▸ **Description of the task**
Put the records from the line with "Localize all elements." to the line with "- poster-canvas: Since", both lines included, into a Markdown table with the columns Row and Line. Number each row, and leave out blank lines and pictures.

▸ **Provided records**
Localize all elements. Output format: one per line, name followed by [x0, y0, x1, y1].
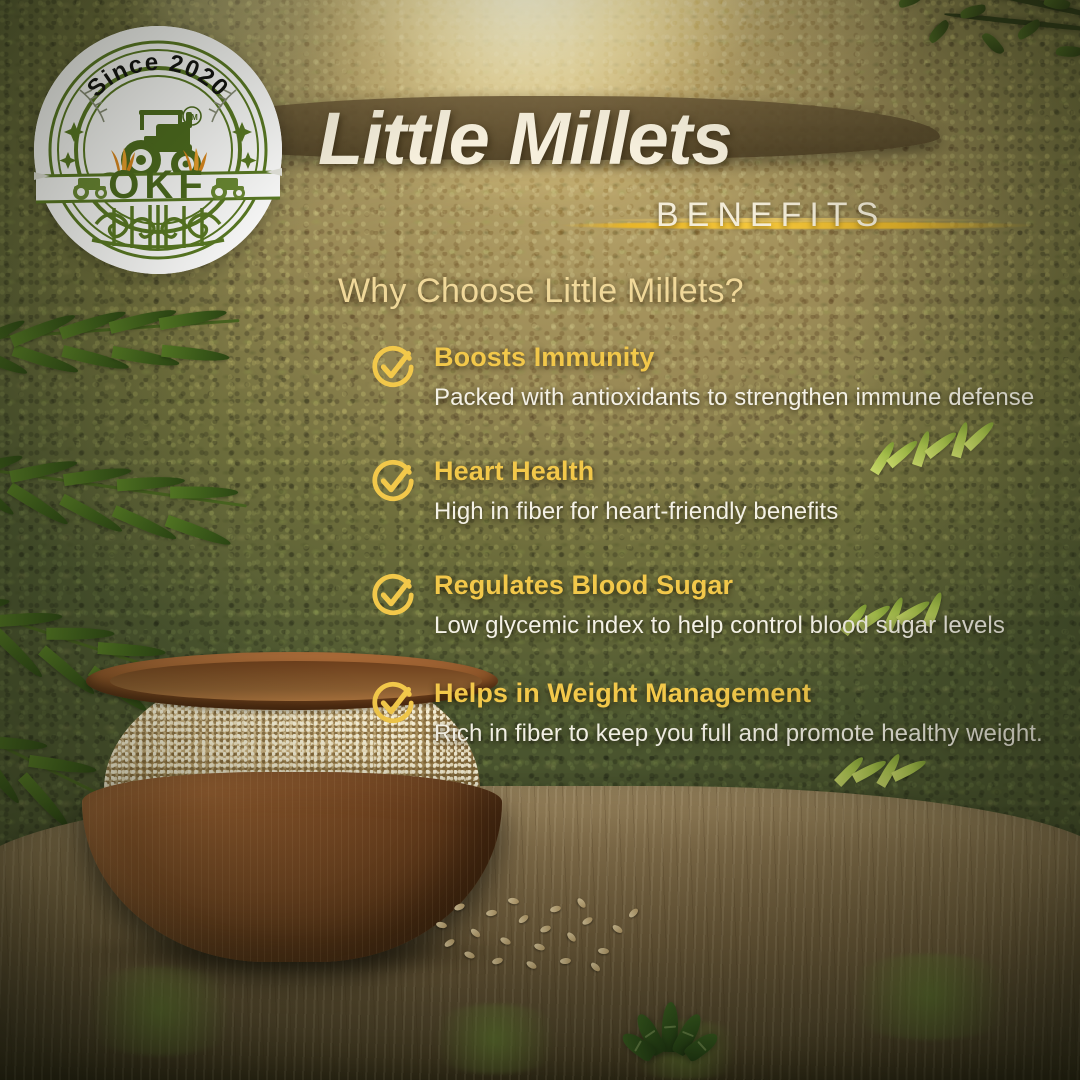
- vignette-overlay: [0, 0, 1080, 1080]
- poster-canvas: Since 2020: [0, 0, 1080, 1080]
...
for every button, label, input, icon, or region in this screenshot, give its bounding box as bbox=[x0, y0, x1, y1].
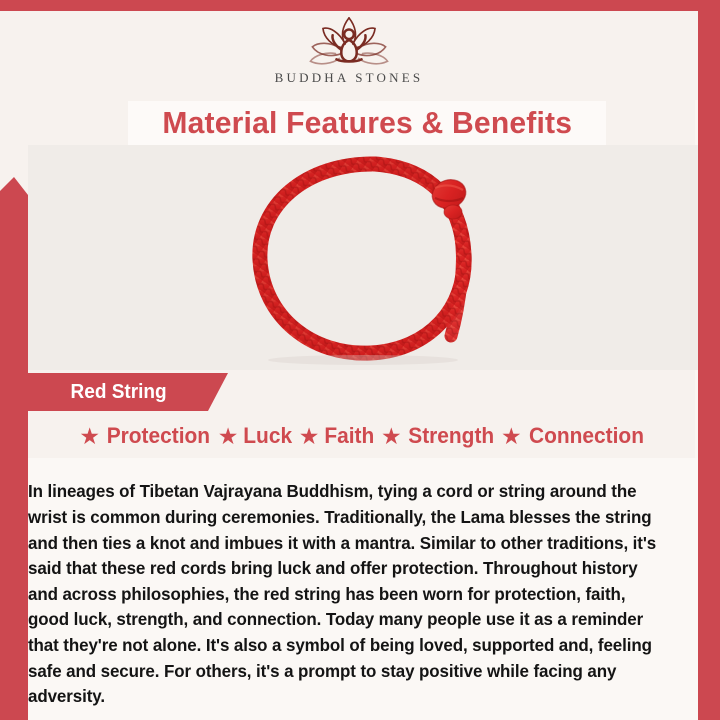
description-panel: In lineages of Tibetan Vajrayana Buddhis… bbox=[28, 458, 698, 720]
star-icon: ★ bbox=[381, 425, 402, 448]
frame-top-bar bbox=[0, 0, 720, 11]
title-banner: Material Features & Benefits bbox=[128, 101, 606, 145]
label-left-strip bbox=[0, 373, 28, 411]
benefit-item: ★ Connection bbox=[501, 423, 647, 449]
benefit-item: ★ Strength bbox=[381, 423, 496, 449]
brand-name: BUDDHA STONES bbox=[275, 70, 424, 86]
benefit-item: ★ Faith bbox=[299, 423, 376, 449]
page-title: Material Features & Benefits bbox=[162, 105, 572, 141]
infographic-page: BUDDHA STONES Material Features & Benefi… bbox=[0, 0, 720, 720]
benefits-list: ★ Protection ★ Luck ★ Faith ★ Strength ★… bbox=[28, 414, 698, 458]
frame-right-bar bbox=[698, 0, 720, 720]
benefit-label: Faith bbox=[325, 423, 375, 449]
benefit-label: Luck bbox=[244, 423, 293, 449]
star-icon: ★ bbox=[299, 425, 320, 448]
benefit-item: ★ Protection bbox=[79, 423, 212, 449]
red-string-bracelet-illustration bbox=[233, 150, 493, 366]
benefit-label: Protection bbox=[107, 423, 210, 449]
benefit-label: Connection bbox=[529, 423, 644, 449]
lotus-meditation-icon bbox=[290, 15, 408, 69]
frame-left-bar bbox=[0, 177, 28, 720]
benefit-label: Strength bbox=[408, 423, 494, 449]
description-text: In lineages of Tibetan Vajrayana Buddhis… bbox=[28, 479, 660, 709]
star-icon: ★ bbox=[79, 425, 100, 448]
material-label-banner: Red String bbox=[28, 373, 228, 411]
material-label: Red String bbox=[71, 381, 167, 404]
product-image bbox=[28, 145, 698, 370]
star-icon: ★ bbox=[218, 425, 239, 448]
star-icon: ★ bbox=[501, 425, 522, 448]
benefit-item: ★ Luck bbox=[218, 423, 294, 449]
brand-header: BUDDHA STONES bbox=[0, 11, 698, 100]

▸ **Complete answer**
| Row | Line |
|---|---|
| 1 | Localize all elements. Output format: one per line, name followed by [x0, y0, x1, y1]. |
| 2 | - vignette-overlay: [0, 0, 1080, 1080] |
| 3 | - poster-canvas: Since 2020: [0, 0, 1080, 1080] |